Select the lines that hold the word "review" and copy each one.

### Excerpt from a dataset
|---|

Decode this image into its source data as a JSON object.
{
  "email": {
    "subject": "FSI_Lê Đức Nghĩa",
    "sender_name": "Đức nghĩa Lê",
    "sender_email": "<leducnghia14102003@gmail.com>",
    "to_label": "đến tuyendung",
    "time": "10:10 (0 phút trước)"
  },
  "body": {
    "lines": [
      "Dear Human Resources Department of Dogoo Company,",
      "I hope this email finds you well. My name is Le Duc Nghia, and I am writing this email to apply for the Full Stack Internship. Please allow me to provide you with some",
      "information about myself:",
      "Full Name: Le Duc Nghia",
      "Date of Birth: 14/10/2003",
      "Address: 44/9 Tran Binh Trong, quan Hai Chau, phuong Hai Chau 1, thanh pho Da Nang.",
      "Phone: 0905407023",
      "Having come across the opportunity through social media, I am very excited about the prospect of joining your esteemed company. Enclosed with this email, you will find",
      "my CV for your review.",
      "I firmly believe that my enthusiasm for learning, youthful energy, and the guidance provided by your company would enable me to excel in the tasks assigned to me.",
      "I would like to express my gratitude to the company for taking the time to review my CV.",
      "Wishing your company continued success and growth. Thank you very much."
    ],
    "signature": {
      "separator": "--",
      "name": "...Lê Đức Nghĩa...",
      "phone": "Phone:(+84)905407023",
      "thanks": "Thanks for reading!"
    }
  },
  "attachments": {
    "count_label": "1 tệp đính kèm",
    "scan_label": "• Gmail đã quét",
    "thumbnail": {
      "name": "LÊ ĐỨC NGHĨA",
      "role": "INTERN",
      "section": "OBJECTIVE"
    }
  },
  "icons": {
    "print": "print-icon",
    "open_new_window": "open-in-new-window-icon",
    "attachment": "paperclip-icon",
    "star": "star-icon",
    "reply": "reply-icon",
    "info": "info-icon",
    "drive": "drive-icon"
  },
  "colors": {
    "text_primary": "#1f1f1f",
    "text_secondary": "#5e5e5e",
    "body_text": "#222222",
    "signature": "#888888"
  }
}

|---|

### Output of the task
      "my CV for your review.",
      "I would like to express my gratitude to the company for taking the time to review my CV.",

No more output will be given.